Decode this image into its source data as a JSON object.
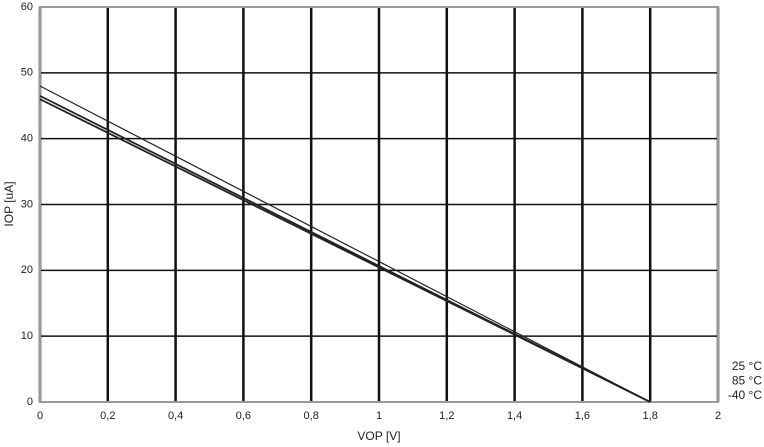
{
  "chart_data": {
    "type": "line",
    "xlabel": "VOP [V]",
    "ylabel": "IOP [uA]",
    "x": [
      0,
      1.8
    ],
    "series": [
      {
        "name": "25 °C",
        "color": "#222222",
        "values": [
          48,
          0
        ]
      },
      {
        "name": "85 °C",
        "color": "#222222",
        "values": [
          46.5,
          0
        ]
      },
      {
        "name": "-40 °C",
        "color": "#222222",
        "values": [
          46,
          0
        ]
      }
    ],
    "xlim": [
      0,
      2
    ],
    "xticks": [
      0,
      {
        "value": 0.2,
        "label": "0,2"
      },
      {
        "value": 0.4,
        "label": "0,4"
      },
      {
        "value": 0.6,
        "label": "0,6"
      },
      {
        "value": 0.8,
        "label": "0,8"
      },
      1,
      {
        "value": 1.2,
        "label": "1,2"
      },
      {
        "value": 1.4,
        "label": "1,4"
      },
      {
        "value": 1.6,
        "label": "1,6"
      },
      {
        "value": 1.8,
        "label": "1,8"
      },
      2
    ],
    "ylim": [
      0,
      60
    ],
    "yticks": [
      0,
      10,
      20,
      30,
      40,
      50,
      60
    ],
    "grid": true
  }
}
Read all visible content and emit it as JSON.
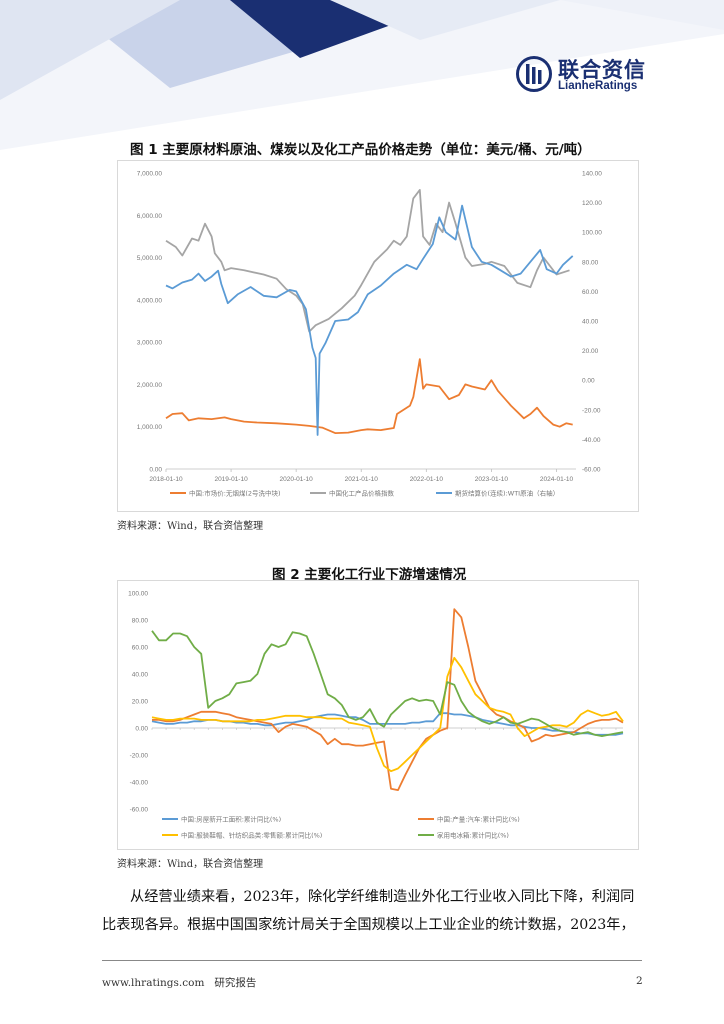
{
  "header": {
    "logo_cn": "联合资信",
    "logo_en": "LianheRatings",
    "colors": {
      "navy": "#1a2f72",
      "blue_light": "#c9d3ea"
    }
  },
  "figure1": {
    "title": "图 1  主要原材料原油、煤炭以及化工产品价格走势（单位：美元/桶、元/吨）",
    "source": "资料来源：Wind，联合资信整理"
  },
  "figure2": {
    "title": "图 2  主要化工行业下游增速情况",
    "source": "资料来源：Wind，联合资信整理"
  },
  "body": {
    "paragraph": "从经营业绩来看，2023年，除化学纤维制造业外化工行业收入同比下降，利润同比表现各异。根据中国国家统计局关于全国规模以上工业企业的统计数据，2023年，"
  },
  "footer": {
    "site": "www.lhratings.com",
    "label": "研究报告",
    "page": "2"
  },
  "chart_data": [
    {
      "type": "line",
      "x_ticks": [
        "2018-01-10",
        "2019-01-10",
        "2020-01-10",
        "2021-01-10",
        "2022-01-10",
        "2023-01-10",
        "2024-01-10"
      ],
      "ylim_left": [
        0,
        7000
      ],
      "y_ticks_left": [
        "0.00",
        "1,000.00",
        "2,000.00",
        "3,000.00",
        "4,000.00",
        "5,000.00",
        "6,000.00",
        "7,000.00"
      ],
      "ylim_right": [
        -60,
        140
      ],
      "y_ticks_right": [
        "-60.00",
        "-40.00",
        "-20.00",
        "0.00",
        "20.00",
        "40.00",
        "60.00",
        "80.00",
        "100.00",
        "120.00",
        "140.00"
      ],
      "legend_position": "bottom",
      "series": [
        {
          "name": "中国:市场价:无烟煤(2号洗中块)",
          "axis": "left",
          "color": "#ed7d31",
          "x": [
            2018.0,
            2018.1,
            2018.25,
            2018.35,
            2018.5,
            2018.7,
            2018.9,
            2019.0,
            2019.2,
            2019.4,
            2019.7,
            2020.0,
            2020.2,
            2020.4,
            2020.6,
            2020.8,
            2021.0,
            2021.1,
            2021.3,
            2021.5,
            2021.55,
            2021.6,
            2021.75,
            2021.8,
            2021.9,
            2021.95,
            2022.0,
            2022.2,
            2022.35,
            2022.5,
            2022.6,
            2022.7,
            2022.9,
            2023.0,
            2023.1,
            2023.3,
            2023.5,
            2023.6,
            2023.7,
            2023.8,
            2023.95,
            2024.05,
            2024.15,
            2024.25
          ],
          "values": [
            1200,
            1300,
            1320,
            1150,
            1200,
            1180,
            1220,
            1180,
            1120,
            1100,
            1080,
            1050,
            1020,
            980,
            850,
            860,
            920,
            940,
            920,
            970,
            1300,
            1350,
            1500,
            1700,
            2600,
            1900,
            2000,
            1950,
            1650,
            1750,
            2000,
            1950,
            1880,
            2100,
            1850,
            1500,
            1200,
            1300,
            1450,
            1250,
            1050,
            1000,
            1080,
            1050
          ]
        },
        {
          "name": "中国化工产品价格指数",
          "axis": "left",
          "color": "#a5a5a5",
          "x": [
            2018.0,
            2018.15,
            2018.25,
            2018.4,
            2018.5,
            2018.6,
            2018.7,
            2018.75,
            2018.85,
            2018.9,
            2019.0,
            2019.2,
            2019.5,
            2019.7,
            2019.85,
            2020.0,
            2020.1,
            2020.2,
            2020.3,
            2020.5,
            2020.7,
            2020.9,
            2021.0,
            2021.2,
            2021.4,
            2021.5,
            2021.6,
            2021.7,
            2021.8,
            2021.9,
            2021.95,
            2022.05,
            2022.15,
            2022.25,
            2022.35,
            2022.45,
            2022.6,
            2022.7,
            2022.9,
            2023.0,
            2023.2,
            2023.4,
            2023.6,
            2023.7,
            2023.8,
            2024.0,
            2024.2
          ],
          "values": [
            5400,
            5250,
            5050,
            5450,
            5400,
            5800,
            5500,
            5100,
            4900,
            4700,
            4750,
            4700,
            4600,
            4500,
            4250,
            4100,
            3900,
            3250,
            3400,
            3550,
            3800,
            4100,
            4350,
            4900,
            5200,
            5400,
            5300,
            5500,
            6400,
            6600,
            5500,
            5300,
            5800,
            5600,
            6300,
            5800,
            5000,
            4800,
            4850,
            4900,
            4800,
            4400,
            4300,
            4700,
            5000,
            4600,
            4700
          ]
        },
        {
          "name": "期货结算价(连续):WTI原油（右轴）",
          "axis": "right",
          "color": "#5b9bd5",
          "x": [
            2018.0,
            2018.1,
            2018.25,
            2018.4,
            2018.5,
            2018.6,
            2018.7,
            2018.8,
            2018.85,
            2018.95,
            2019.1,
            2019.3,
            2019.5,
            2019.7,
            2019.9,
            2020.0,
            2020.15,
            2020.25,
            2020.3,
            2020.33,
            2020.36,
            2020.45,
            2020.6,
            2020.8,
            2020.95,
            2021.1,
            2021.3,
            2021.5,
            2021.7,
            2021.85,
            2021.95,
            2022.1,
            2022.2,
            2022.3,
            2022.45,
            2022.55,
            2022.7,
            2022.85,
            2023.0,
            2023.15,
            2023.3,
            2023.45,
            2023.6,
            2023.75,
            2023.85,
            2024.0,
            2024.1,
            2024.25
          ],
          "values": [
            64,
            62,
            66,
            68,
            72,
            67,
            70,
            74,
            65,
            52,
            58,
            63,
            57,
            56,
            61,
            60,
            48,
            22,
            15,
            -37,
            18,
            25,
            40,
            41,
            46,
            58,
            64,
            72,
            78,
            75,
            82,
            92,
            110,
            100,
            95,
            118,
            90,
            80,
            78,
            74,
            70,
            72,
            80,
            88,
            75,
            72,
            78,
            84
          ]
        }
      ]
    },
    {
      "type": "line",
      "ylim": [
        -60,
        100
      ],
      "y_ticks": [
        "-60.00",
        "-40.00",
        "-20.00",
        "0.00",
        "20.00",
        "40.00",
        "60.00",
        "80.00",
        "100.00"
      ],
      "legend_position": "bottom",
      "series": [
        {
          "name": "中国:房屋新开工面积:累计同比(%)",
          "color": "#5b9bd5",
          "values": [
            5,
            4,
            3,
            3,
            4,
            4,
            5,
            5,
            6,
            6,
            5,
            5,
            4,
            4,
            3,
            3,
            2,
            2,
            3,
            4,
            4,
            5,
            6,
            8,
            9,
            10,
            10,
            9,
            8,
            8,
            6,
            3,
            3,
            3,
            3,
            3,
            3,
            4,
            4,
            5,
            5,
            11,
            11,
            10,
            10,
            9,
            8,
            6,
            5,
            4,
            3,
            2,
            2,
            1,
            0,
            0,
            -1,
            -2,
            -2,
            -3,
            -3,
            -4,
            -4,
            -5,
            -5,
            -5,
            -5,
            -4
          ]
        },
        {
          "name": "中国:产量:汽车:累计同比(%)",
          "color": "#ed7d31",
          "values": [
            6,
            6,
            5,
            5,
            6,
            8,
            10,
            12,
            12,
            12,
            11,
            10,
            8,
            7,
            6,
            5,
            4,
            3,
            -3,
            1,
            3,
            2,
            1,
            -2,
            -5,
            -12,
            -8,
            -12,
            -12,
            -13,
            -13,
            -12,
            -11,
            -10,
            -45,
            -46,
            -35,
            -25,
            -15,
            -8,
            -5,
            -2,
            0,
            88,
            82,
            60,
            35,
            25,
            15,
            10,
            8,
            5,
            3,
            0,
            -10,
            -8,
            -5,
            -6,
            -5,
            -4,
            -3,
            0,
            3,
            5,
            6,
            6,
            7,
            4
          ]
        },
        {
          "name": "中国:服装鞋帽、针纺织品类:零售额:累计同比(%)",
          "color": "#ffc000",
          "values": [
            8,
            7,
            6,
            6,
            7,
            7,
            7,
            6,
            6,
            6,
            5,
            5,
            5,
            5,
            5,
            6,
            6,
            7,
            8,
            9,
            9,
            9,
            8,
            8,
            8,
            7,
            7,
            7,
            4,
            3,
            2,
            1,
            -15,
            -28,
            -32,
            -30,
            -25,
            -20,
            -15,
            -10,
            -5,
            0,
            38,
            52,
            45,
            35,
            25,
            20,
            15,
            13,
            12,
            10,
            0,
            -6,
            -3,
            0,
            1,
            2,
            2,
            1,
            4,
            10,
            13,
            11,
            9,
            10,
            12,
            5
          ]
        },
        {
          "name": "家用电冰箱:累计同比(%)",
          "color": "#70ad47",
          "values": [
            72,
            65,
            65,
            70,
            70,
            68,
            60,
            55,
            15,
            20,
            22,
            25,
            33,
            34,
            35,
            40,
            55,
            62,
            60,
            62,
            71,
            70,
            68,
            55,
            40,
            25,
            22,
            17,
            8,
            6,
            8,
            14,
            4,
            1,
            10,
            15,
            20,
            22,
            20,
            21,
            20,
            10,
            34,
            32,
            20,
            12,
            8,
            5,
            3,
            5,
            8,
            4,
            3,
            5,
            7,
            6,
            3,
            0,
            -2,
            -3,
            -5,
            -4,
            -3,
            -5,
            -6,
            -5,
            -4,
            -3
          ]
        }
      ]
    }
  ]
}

■ ■ ■ ■

(Given exercise) List the lines that contain the word "title".

(Solution for this problem)
    "title": "图 1  主要原材料原油、煤炭以及化工产品价格走势（单位：美元/桶、元/吨）",
    "title": "图 2  主要化工行业下游增速情况",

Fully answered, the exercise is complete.